GIVEN DATA:
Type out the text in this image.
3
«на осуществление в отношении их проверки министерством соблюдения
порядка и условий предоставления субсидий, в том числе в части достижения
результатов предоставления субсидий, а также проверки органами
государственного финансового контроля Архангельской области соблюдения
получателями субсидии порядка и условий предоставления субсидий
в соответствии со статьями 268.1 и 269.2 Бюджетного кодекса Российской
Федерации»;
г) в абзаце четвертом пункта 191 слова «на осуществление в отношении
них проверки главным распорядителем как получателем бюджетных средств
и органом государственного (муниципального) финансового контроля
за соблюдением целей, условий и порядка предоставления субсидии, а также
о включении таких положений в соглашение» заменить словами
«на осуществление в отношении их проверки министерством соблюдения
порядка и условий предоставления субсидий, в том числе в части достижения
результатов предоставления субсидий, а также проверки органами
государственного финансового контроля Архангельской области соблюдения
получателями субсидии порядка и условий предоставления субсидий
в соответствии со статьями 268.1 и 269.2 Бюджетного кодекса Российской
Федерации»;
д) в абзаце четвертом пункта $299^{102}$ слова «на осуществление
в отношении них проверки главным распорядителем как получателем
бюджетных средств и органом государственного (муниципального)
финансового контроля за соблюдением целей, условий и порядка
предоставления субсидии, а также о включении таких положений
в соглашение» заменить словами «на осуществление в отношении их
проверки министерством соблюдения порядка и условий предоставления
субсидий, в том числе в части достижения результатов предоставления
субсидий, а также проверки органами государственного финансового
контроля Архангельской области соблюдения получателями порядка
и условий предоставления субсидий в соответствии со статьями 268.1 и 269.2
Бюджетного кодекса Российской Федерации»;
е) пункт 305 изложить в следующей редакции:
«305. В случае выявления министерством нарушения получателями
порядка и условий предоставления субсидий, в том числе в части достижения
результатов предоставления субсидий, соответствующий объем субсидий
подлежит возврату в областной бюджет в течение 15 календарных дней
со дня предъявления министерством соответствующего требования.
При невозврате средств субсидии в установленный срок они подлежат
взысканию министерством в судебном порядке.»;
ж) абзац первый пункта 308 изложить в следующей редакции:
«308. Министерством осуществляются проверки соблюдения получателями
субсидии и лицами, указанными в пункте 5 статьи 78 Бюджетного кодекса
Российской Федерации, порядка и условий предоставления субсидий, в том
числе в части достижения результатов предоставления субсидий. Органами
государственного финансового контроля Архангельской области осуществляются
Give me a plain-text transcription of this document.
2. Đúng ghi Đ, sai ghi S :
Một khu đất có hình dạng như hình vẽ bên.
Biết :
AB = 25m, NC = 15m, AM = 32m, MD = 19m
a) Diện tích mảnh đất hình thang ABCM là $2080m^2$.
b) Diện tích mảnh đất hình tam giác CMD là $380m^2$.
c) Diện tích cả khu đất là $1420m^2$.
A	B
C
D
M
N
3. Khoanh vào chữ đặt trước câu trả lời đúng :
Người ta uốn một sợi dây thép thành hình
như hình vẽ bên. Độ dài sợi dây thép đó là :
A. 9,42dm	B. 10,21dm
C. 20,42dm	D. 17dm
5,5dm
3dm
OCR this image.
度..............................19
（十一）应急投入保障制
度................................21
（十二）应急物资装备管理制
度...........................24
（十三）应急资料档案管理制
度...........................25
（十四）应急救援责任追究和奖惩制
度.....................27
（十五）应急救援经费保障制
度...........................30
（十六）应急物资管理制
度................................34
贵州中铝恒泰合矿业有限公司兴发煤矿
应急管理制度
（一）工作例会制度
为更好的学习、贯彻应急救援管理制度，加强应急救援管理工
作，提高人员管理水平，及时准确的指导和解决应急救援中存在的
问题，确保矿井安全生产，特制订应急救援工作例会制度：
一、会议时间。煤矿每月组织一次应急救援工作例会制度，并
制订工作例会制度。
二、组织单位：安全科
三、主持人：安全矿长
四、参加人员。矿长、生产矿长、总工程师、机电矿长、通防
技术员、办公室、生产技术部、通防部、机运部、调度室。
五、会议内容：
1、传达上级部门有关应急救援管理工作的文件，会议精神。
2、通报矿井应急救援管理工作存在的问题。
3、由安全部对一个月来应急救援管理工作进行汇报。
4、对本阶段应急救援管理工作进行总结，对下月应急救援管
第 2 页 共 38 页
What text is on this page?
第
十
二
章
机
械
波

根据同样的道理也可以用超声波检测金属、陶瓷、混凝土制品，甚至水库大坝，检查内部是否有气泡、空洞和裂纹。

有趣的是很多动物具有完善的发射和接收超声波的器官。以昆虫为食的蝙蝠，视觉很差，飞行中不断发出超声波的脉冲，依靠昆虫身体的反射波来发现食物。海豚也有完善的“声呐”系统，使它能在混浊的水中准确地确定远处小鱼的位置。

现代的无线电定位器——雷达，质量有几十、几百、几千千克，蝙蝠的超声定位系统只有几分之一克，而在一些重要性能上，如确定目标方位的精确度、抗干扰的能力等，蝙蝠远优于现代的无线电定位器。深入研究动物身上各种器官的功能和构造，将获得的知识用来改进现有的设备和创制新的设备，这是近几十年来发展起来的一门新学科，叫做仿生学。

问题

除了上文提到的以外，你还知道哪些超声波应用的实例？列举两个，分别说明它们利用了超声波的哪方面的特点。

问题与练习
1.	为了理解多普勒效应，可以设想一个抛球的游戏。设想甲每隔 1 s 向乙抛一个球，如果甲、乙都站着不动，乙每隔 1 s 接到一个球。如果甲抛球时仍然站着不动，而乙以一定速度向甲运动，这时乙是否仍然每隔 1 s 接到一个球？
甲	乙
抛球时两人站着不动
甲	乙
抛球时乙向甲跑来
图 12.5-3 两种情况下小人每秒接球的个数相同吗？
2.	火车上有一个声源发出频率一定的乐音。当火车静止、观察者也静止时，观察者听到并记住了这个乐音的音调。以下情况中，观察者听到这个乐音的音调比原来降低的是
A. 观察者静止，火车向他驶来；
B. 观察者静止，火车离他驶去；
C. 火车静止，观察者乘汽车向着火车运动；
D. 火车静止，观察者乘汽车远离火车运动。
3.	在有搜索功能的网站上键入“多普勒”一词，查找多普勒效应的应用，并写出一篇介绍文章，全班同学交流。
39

WORK INSTRUCTIONS: Point out every line holding the string "следующей" and copy it.

OUTPUT OF THE TASK:
е) пункт 305 изложить в следующей редакции:
ж) абзац первый пункта 308 изложить в следующей редакции:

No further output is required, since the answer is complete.